• **Set exercise**:
Print every entry exactly as written.

Data entries
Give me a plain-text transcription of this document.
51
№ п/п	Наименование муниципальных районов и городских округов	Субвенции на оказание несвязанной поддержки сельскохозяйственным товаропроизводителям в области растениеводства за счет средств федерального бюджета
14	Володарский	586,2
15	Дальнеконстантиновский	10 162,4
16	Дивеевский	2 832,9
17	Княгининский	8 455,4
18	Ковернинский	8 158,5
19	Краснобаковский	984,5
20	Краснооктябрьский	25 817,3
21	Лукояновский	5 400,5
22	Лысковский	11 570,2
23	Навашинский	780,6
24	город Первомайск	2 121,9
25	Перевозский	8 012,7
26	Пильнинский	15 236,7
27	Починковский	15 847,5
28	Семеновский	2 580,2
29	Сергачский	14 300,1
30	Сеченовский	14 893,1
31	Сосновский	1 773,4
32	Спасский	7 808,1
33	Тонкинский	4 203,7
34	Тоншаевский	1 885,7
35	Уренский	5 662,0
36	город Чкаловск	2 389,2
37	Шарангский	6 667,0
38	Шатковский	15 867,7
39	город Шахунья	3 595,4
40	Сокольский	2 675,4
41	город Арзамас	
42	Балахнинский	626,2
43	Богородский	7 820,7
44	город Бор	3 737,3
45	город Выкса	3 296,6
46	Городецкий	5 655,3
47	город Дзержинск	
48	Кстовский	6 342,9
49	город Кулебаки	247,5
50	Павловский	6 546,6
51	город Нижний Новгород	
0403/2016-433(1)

• **The response**:
Give me a plain-text transcription of this document.
51
№ п/п	Наименование муниципальных районов и городских округов	Субвенции на оказание несвязанной поддержки сельскохозяйственным товаропроизводителям в области растениеводства за счет средств федерального бюджета
14	Володарский	586,2
15	Дальнеконстантиновский	10 162,4
16	Дивеевский	2 832,9
17	Княгининский	8 455,4
18	Ковернинский	8 158,5
19	Краснобаковский	984,5
20	Краснооктябрьский	25 817,3
21	Лукояновский	5 400,5
22	Лысковский	11 570,2
23	Навашинский	780,6
24	город Первомайск	2 121,9
25	Перевозский	8 012,7
26	Пильнинский	15 236,7
27	Починковский	15 847,5
28	Семеновский	2 580,2
29	Сергачский	14 300,1
30	Сеченовский	14 893,1
31	Сосновский	1 773,4
32	Спасский	7 808,1
33	Тонкинский	4 203,7
34	Тоншаевский	1 885,7
35	Уренский	5 662,0
36	город Чкаловск	2 389,2
37	Шарангский	6 667,0
38	Шатковский	15 867,7
39	город Шахунья	3 595,4
40	Сокольский	2 675,4
41	город Арзамас	
42	Балахнинский	626,2
43	Богородский	7 820,7
44	город Бор	3 737,3
45	город Выкса	3 296,6
46	Городецкий	5 655,3
47	город Дзержинск	
48	Кстовский	6 342,9
49	город Кулебаки	247,5
50	Павловский	6 546,6
51	город Нижний Новгород	
0403/2016-433(1)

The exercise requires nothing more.